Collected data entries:
§
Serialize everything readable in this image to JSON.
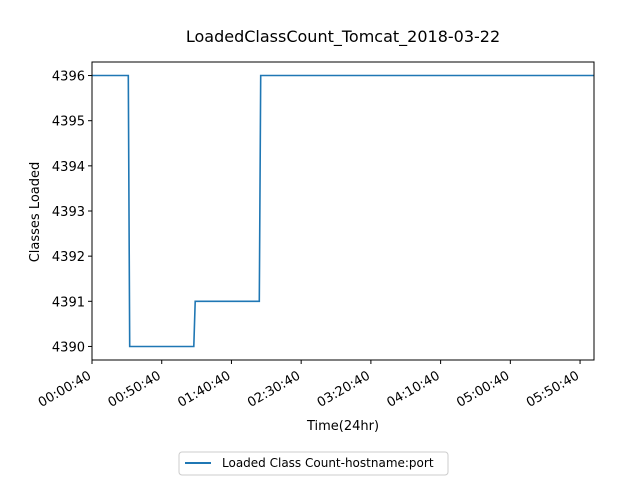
{
  "chart_data": {
    "type": "line",
    "title": "LoadedClassCount_Tomcat_2018-03-22",
    "xlabel": "Time(24hr)",
    "ylabel": "Classes Loaded",
    "x_tick_labels": [
      "00:00:40",
      "00:50:40",
      "01:40:40",
      "02:30:40",
      "03:20:40",
      "04:10:40",
      "05:00:40",
      "05:50:40"
    ],
    "y_ticks": [
      4390,
      4391,
      4392,
      4393,
      4394,
      4395,
      4396
    ],
    "xlim": [
      "00:00:40",
      "06:00:40"
    ],
    "ylim": [
      4389.7,
      4396.3
    ],
    "grid": false,
    "legend_position": "bottom-center",
    "series": [
      {
        "name": "Loaded Class Count-hostname:port",
        "color": "#1f77b4",
        "x": [
          "00:00:40",
          "00:26:40",
          "00:27:40",
          "01:13:40",
          "01:14:40",
          "02:00:40",
          "02:01:40",
          "06:00:40"
        ],
        "values": [
          4396,
          4396,
          4390,
          4390,
          4391,
          4391,
          4396,
          4396
        ]
      }
    ]
  }
}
§
Copy the material shown above in full and exactly. Skip the pictures.

Serialize everything readable in this image to JSON.
{
  "chart_data": {
    "type": "line",
    "title": "LoadedClassCount_Tomcat_2018-03-22",
    "xlabel": "Time(24hr)",
    "ylabel": "Classes Loaded",
    "x_tick_labels": [
      "00:00:40",
      "00:50:40",
      "01:40:40",
      "02:30:40",
      "03:20:40",
      "04:10:40",
      "05:00:40",
      "05:50:40"
    ],
    "y_ticks": [
      4390,
      4391,
      4392,
      4393,
      4394,
      4395,
      4396
    ],
    "xlim": [
      "00:00:40",
      "06:00:40"
    ],
    "ylim": [
      4389.7,
      4396.3
    ],
    "grid": false,
    "legend_position": "bottom-center",
    "series": [
      {
        "name": "Loaded Class Count-hostname:port",
        "color": "#1f77b4",
        "x": [
          "00:00:40",
          "00:26:40",
          "00:27:40",
          "01:13:40",
          "01:14:40",
          "02:00:40",
          "02:01:40",
          "06:00:40"
        ],
        "values": [
          4396,
          4396,
          4390,
          4390,
          4391,
          4391,
          4396,
          4396
        ]
      }
    ]
  }
}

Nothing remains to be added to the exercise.